** DIRECTIVE **
Copy, from the entries below, each line where the word "book" can be found.

## START RECORD SET

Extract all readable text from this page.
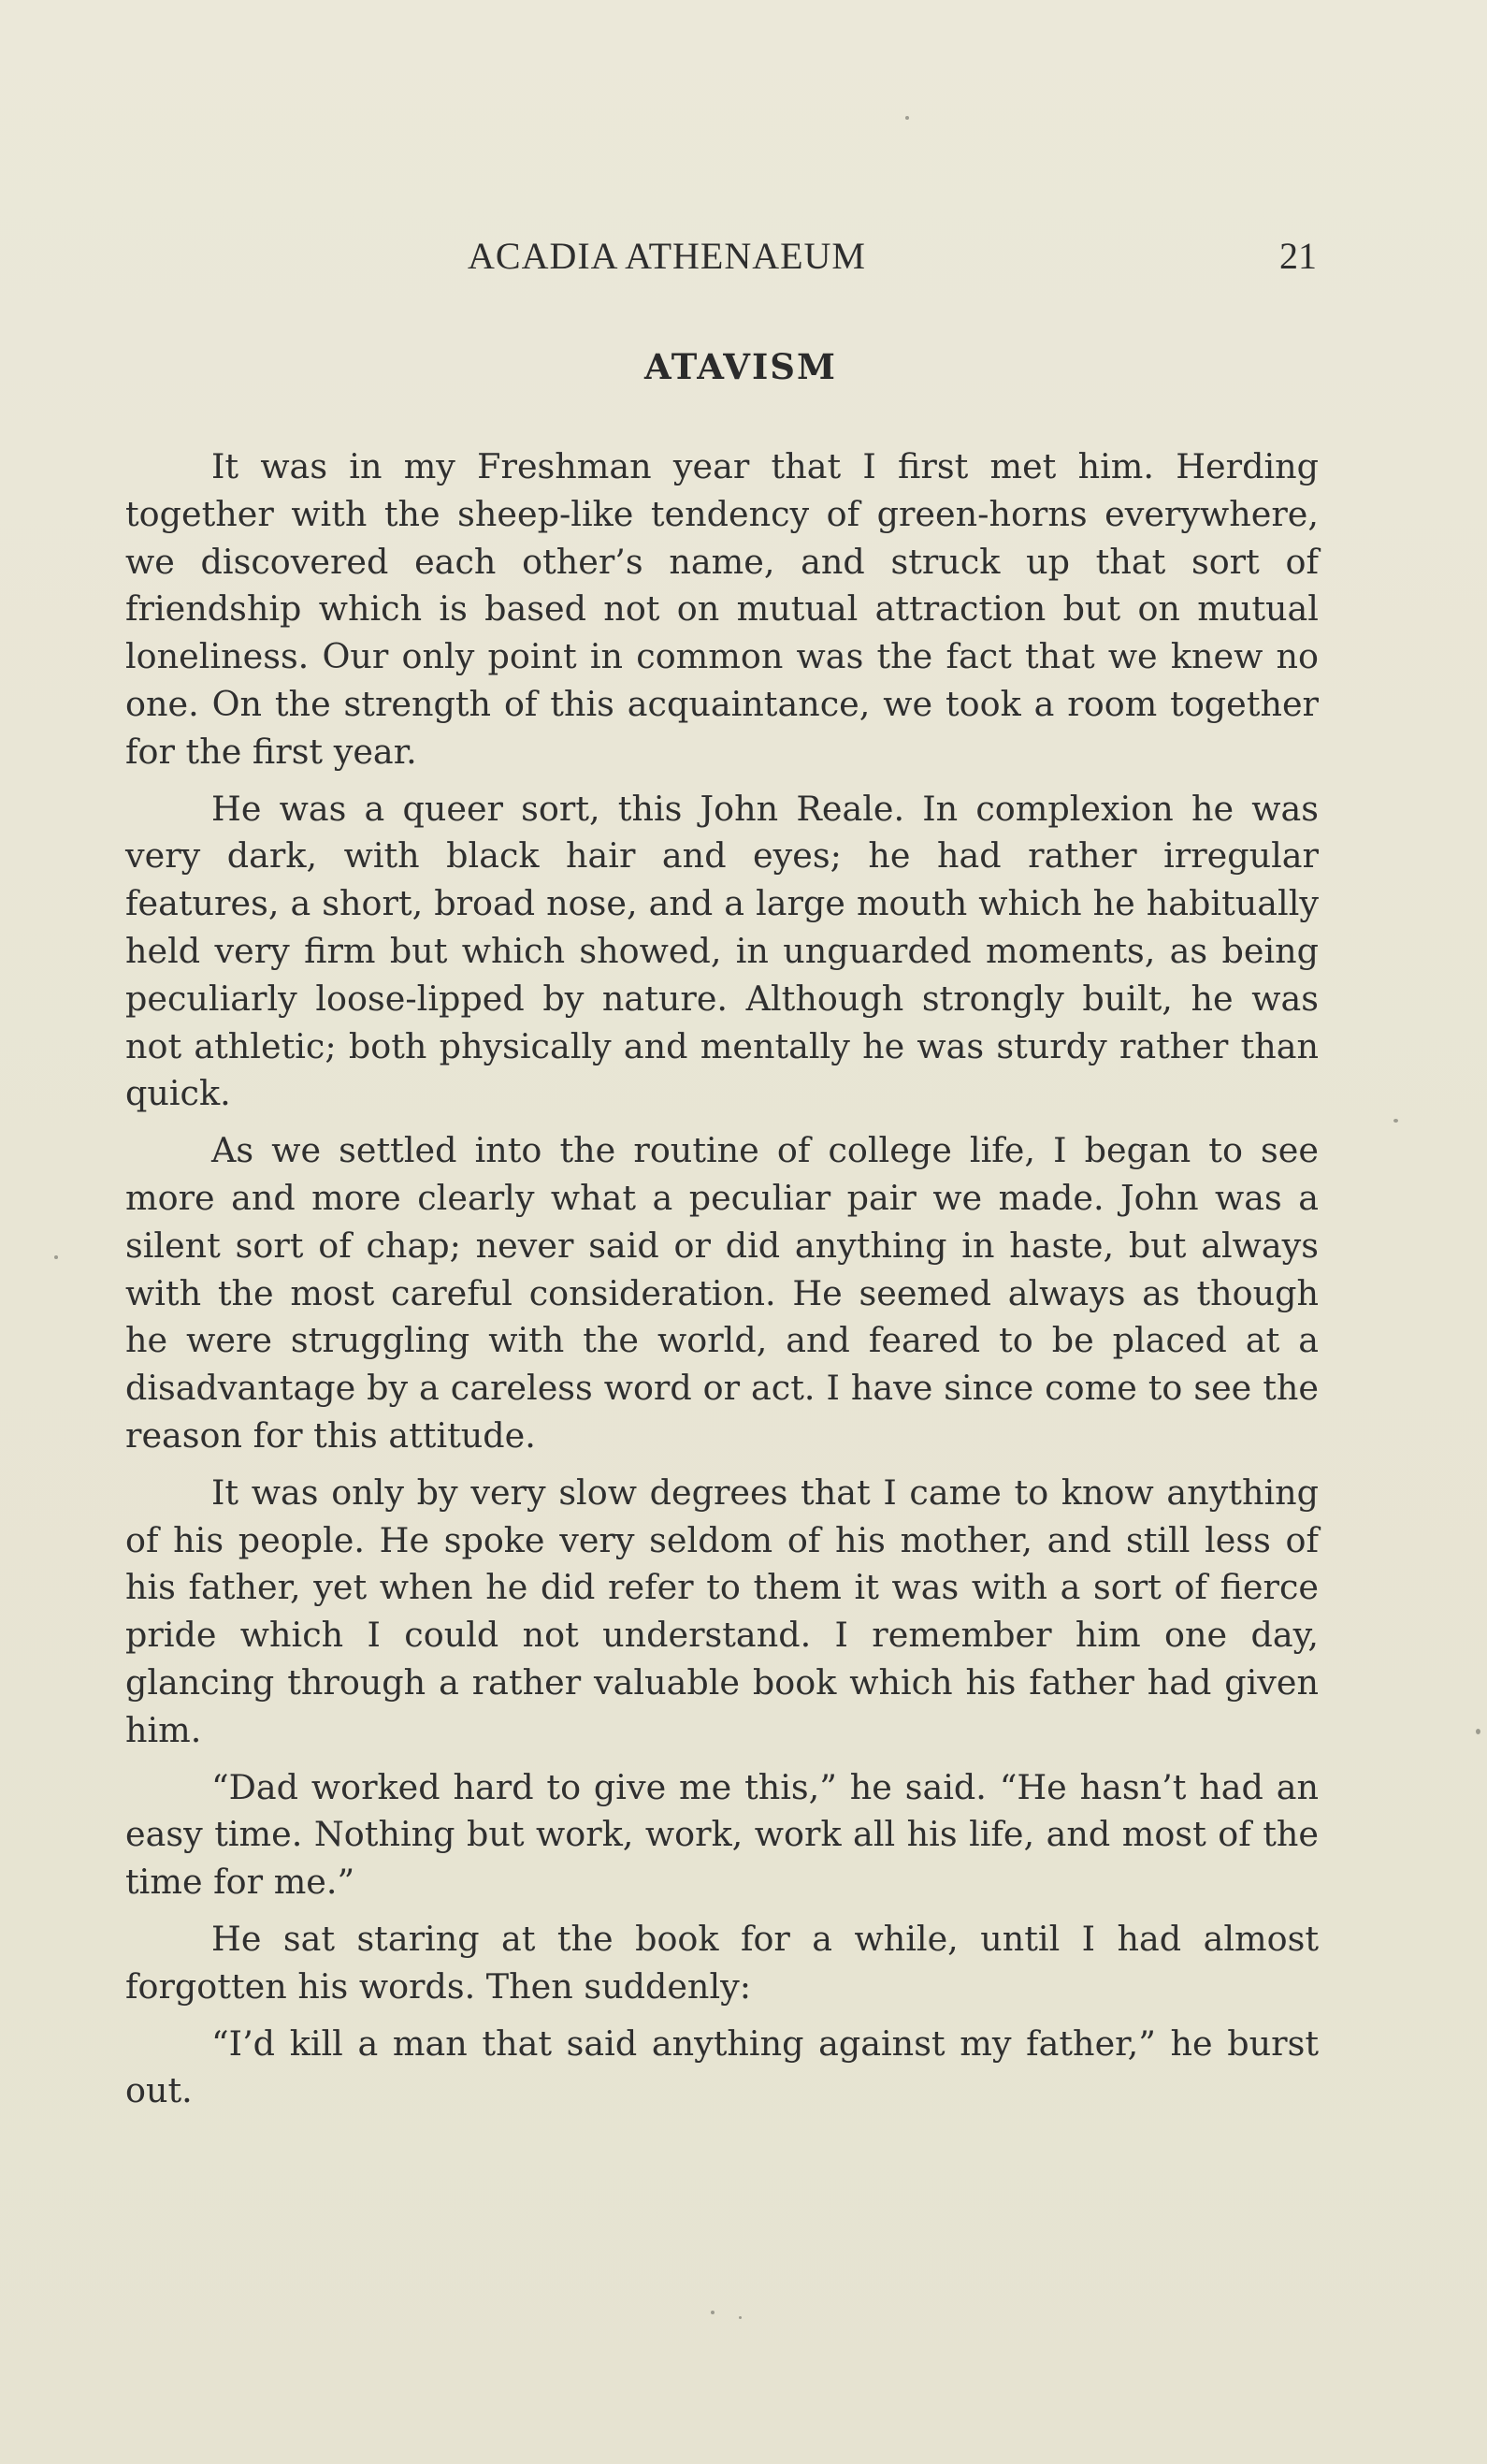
ACADIA ATHENAEUM	21
ATAVISM

It was in my Freshman year that I first met him. Herding together with the sheep-like tendency of green-horns everywhere, we discovered each other’s name, and struck up that sort of friendship which is based not on mutual attraction but on mutual loneliness. Our only point in common was the fact that we knew no one. On the strength of this acquaintance, we took a room together for the first year.

He was a queer sort, this John Reale. In complexion he was very dark, with black hair and eyes; he had rather irregular features, a short, broad nose, and a large mouth which he habitually held very firm but which showed, in unguarded moments, as being peculiarly loose-lipped by nature. Although strongly built, he was not athletic; both physically and mentally he was sturdy rather than quick.

As we settled into the routine of college life, I began to see more and more clearly what a peculiar pair we made. John was a silent sort of chap; never said or did anything in haste, but always with the most careful consideration. He seemed always as though he were struggling with the world, and feared to be placed at a disadvantage by a careless word or act. I have since come to see the reason for this attitude.

It was only by very slow degrees that I came to know anything of his people. He spoke very seldom of his mother, and still less of his father, yet when he did refer to them it was with a sort of fierce pride which I could not understand. I remember him one day, glancing through a rather valuable book which his father had given him.

“Dad worked hard to give me this,” he said. “He hasn’t had an easy time. Nothing but work, work, work all his life, and most of the time for me.”

He sat staring at the book for a while, until I had almost forgotten his words. Then suddenly:

“I’d kill a man that said anything against my father,” he burst out.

## END RECORD SET

** SOLUTION BELOW **
It was only by very slow degrees that I came to know anything of his people. He spoke very seldom of his mother, and still less of his father, yet when he did refer to them it was with a sort of fierce pride which I could not understand. I remember him one day, glancing through a rather valuable book which his father had given him.
He sat staring at the book for a while, until I had almost forgotten his words. Then suddenly:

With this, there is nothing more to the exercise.